Text section
——

The Only 2011 Movie Calendar You Need

2011 is going to be another big year at the movie theater. If you call yourself a geek, then this is the ultimate list of movies you need to know about in 2011. We’ve got all the biggies and lots of others you’ve never heard of — but need to. You’ll find no comedic chick-flicks, moody dramas, or “important documentaries” on this list. This is pure popcorn movie magic, baby.

If it’s not listed here, then you don’t need to care about it.

Join in the latest movies and TV discussions over at the Forevergeek forums

February

Sanctum

February 4th. AKA, Extreme Spelunking: The Movie. James Cameron produces this 3D thriller about a group of cave divers exploring the deepest and least accessible cave system on earth. Naturally, a tropical storm cuts off their escape route and the group has to find a new way out before a flash flood drowns them. At least they keep the creepy underground monsters out of this one.

The Eagle

February 11th. An intriguing cast — including Channing Tatum, Mark Strong, Jamie Bell, and Donald Sutherland — dons the togas-and-sandals of a Roman epic that finds a young centurion attempting to solve the disappearance of the real-life Ninth Legion.

I Am Number Four

February 18th. Another young adult novel-turned-movie, this time substituting teen aliens for teen vampires and teen wizards. The premise sounds nifty, if unoriginal: nine aliens, the last of their kind, were sent to Earth and raised as humans. The aliens are being eliminated one at a time by another hostile alien race, and when the protagonist finds himself next on the list, he must master his special abilities in order to survive.

Unknown

February 18th. Remember that old TV show Nowhere Man? It starred Bruce Greenwood, who geeks know best as Captain Pike in the Star Trek reboot. High-octane thriller Unknown finds Liam Neeson taking on basically the same role — a man who finds his existence erased (not even his own wife recognizes him).

Drive Angry

February 25th. I’m including this one very reluctantly, because it has a premise so bat-crazy that it makes you wonder how someone managed to sell it to a big Hollywood studio. Nicolas Cage sends his career further down the tubes in this bizarre car chase movie where he must fend off demons on the road while racing to save his granddaughter from being sacrificed by an occultist. Yeah, that’s right.

March

The Adjustment Bureau

March 4th. Matt Damon stars in this scifi-ish tale of a senator who discovers a super-secret organization is tampering with people’s memories and lives. The trailer looks creepy-cool, which is appropriate for a film based on a Philip K. Dick short story.

Rango

March 4th. I’m not too sure about this spaghetti western-influenced animated tale of a chameleon who winds up acting as the doomed sheriff of a lawless animal town. But there’s potential, because it reunites Johnny Depp (who voices the main character) with his original Pirates of the Caribbean director, Gore Verbinski.

Battle: Los Angeles

March 11th. Aaron Eckhart leads an eclectic cast in a not-quite-a-summer-blockbuster about a group of marines fighting back against an alien invasion on the streets of L.A.

Mars Needs Moms

March 11th. One of those photo-realistic CGI animation films, like Beowulf, only based on a children’s book about… Well, the title pretty much says it all.

——

Tasks to carry out
1. In the 2011 movie calendar, who produces the cave-diving thriller Sanctum?
2. Carry on the 2011 movie calendar from its last entry, adding more listings in the same style.

Recorded information
——

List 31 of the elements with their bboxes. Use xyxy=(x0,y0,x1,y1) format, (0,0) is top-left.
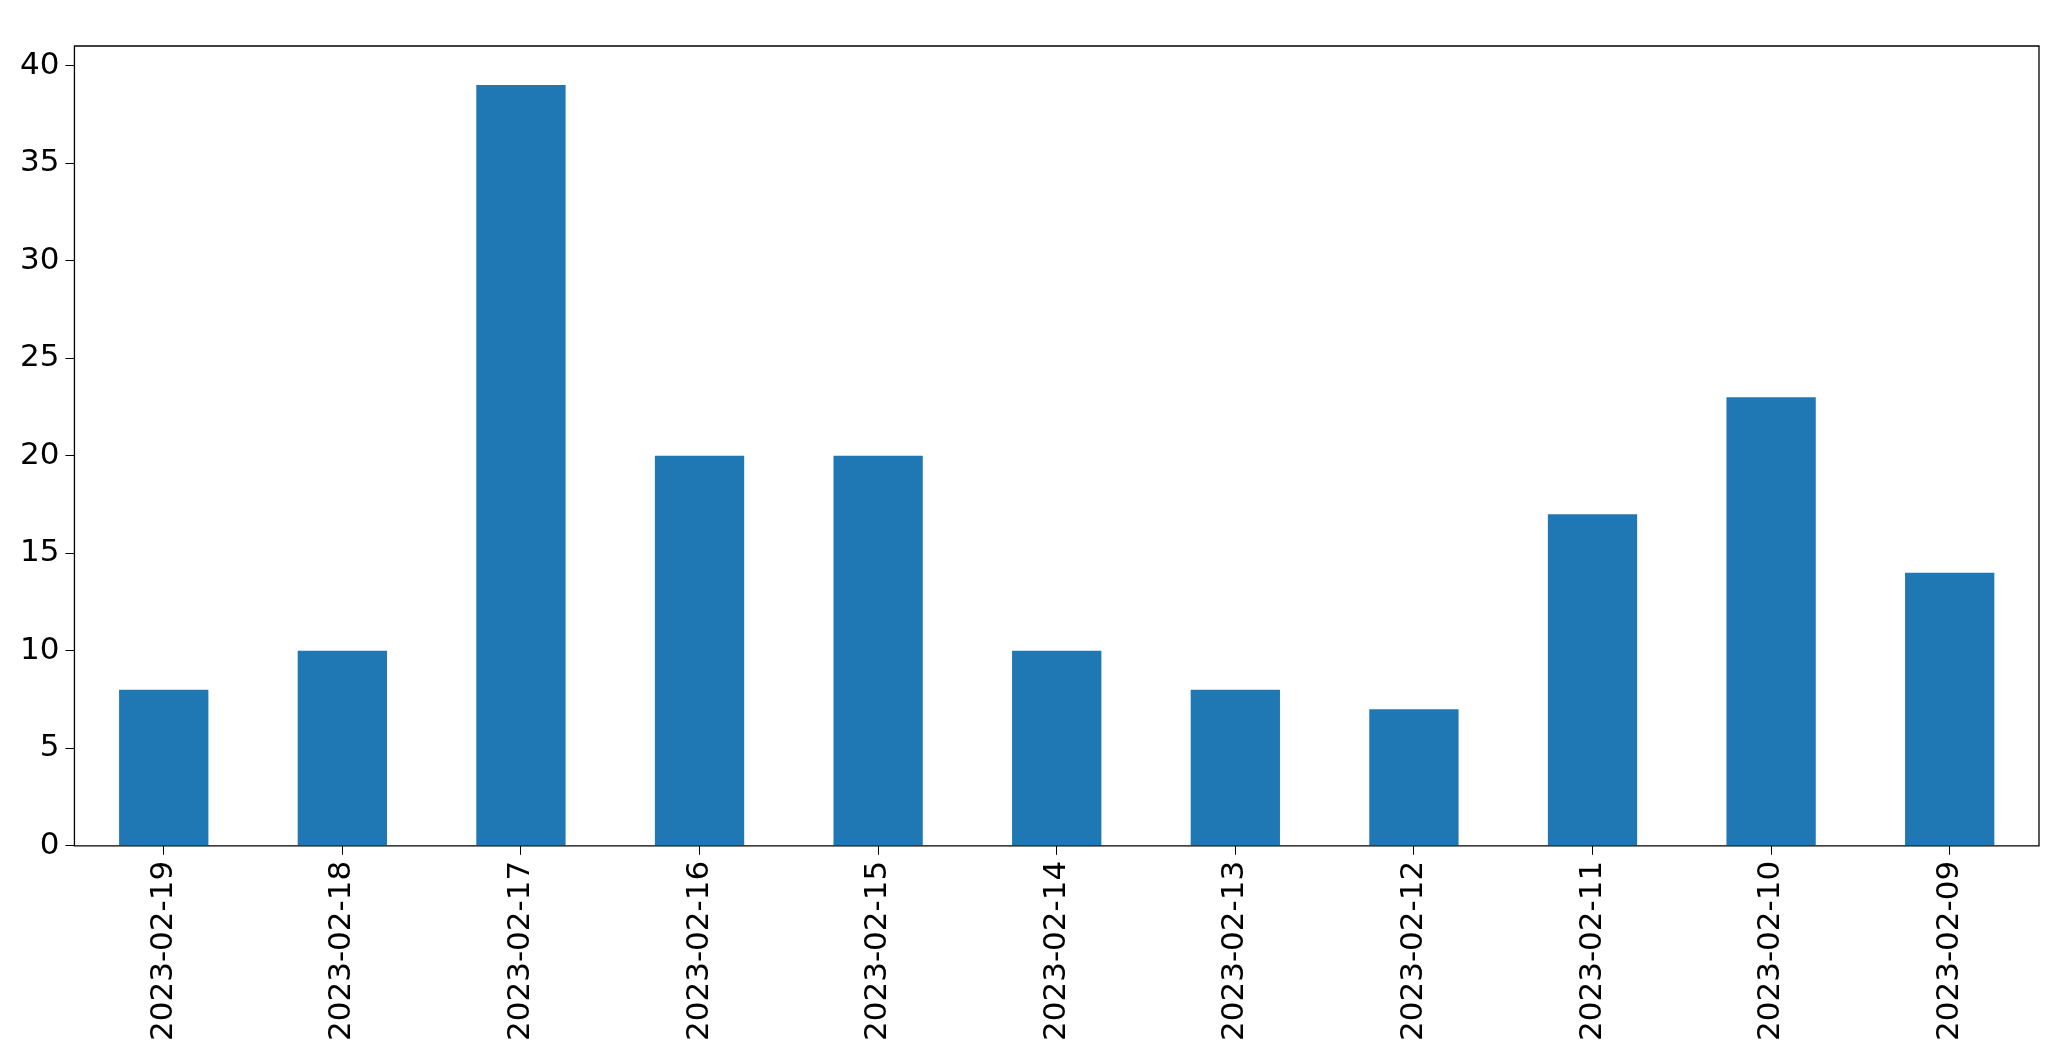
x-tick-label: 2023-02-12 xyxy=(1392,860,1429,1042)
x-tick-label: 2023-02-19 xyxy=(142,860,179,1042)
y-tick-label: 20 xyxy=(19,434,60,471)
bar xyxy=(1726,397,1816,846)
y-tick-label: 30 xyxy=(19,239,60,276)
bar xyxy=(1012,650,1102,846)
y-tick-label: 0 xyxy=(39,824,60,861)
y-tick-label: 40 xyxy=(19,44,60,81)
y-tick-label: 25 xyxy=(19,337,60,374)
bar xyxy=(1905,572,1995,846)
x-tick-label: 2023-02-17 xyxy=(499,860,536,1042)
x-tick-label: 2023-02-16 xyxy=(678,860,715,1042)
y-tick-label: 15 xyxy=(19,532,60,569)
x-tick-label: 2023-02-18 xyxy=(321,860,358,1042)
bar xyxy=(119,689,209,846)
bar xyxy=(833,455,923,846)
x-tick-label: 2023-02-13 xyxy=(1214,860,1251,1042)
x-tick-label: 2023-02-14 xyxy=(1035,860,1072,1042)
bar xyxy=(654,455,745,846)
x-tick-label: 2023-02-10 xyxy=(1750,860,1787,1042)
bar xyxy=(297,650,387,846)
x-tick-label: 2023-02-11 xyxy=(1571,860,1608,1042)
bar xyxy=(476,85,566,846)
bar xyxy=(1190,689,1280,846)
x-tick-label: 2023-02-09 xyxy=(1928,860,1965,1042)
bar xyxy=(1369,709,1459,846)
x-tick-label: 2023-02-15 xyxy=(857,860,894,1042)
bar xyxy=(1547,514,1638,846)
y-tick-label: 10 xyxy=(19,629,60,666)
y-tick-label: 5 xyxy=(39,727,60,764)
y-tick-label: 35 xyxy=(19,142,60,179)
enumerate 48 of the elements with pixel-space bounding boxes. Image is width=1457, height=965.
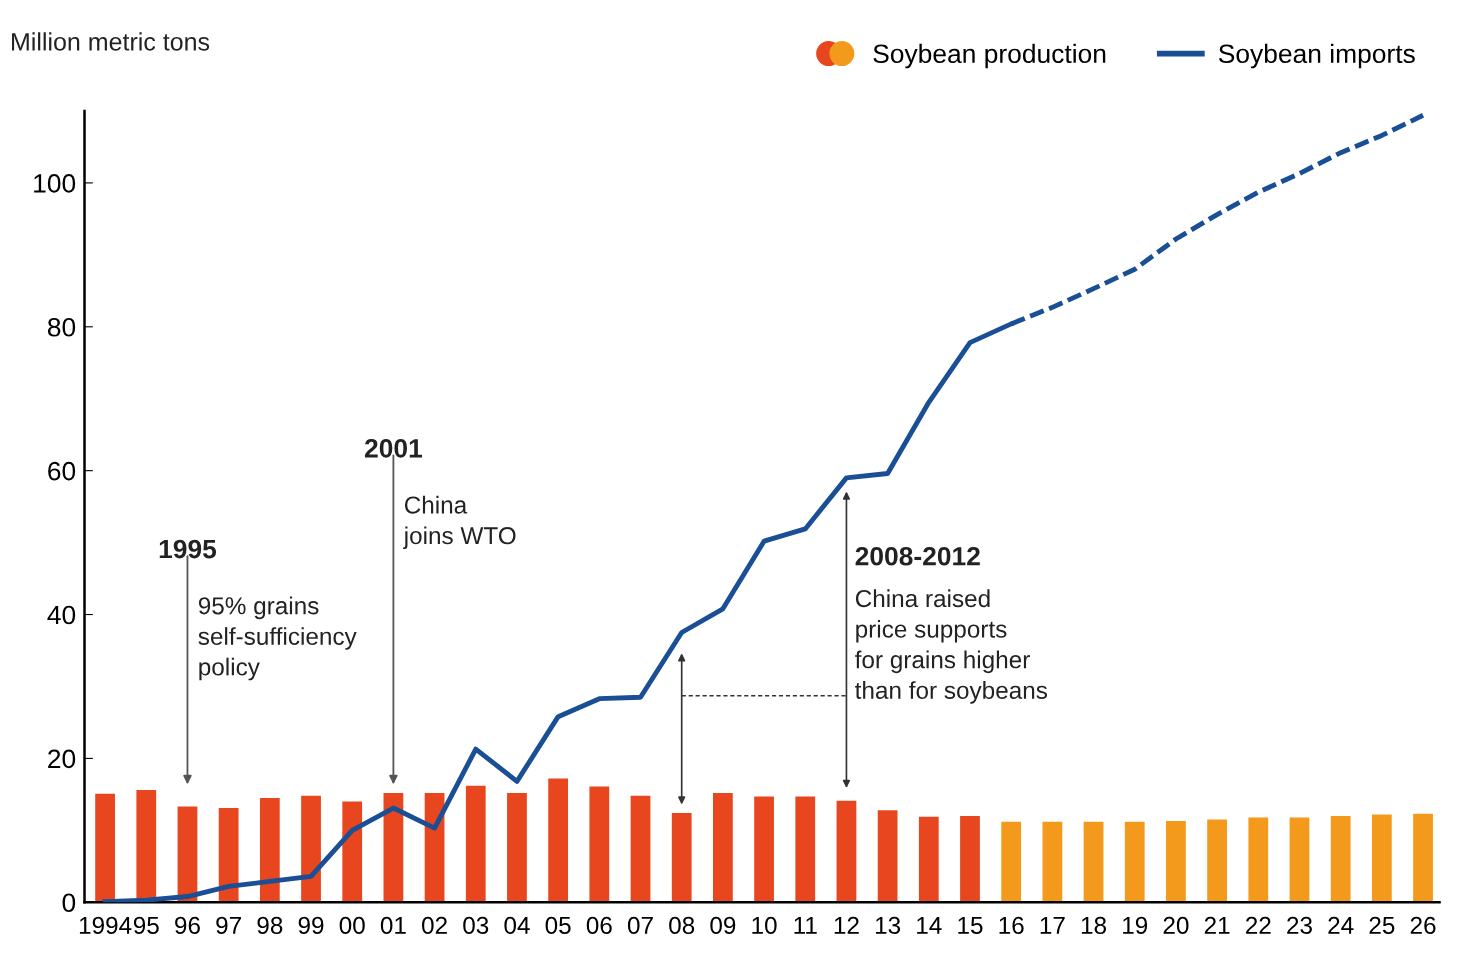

——

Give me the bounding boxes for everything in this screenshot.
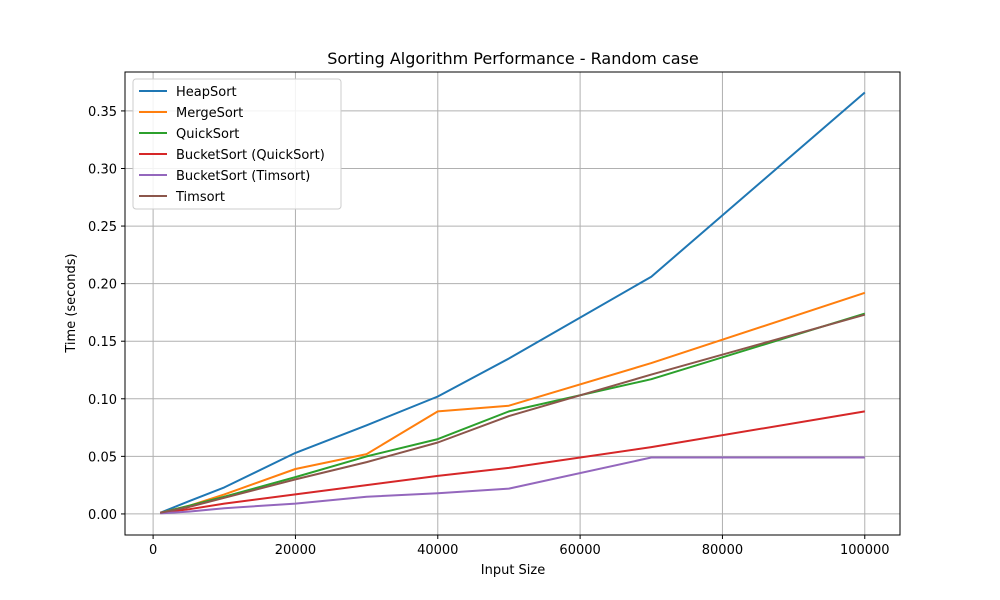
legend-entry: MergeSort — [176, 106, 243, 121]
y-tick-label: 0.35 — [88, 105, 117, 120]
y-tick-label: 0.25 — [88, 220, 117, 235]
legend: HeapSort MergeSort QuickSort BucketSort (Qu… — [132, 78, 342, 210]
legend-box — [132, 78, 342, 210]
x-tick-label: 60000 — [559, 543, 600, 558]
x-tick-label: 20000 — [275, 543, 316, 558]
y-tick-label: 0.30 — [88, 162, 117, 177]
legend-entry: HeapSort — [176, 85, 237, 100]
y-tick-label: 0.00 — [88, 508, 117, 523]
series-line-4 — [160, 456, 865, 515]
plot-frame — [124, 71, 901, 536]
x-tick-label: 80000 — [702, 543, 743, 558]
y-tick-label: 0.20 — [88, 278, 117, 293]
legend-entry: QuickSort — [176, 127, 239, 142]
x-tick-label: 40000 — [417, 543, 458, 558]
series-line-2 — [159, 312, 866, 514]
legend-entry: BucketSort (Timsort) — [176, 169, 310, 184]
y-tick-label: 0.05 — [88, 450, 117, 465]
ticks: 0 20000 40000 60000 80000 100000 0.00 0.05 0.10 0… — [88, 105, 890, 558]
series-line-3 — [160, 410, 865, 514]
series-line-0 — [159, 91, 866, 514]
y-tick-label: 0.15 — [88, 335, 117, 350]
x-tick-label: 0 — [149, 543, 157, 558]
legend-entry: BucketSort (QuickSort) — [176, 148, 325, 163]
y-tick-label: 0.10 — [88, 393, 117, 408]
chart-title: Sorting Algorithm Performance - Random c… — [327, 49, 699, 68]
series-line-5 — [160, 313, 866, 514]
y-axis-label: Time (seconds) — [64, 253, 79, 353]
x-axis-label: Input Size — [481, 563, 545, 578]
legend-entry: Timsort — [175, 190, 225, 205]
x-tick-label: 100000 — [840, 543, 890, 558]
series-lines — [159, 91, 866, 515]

——

Answers to the exercise
1. James Cameron

2.
Limitless

March 18th. Bradley Cooper and Robert de Niro square off in this speculative thriller about a slacker writer who gets his hands on an illegal drug that allows him to use 100% of his brain, thereby becoming an instant success as the most perfect version of himself. But as it always goes, soon there are shadowy forces out to get him, stop him, or… something.

Paul

March 18th. The goofballs that gave the world the brilliant Shaun of the Dead and Hot Fuzz — Simon Pegg and Nick Frost — unleash the world’s grooviest, party-loving-est Area 51 resident, an alien named Paul. Jason Bateman, Kristen Wiig, Bill Heder, Blythe Danner, and Sigourney Weaver join in the antics, along with Seth Rogen as the voice of the CGI title character.

Sucker Punch

March 25th. Zack Snyder (300, Watchmen) presents his own fever dream of a female empowerment fantasy. Beyond that, it’s doggone hard to describe, but it looks like a huge mishmash of a fairy tale and nearly every action genre imaginable.

April

Source Code

April 1st. I’m all kinds of jazzed for this one. The director of Moon is behind this story of a soldier (played by Jake Gyllenhaal) caught up in an experimental program where he’s inserted into the final memories of a man who died in a bomb blast on a commuter train. He’s meant to discover who was behind the terrorist act, but the soldier decides to go off script and attempts the impossible: to prevent the bomb from ever having gone off.

Rubber

April 1st. An indie horror pic that — and I’m not kidding — tells the story of a sentient rubber tire that goes on a killing rampage. As dumb as it sounds, it’s getting rave reviews for its execution, which is being described as wholly original with “manic brilliance.”

Hanna

April 8th. It’s La Femme Nikita if Nikita were a young girl trained as an assassin by her father, and whose very existence is full of secrets. The title role is played by The Lovely Bones‘ Saoirse Ronan, with a fantastic cast that includes Cate Blanchett as an enemy operative, Eric Bana as Hanna’s father, and Dollhouse‘s Olivia Williams. Throw in a score by the Chemical Brothers, and how can you not want to see this?

Atlas Shrugged – Part I

April 15th. A very long-awaited adaptation of the first part of Ayn Rand’s epic novel about capitalism follows a female railroad tycoon trying to hold on to her company in a United States that’s being subverted from within. It’s an independent production (not one second of video footage has yet been revealed), but if it does well, the filmmakers would like to make two further films to tell the rest of Rand’s story. It’s no coincidence that it’s releasing on Tax Day.

Apollo 18

April 22nd. Not a sequel to Apollo 13 (though I’d totally go see that). Cleverly tying in with a real NASA mission to the moon that was canceled, the movie asks what if the mission wasn’t really canceled — but instead, evidence of it was erased because the astronauts found evidence of a deadly alien life form? Produced by Wanted director Timur Bekmambetov.

Haywire

April 22th. Get this: Steven Soderbergh is doing an all-out action movie. Yet another Nikita-like female assassin, but this one’s played by American Gladiator‘s Gina Carano in her first major role. Ummmm yeah. To handicap whatever she may lack in acting chops, Soderbergh has surrounded her with Ewan McGregor, Antonio Banderas, Bill Paxton, Channing Tatum, Michael Fassbender, and Michael Douglas.

Fast Five

April 29th. Because the world will fall into despair without another Fast & Furious movie with Vin Diesel and Paul Walker. I include it because I know a lot of car geeks can’t get enough of this stuff, but just so you people know: it does nothing for the rest of us.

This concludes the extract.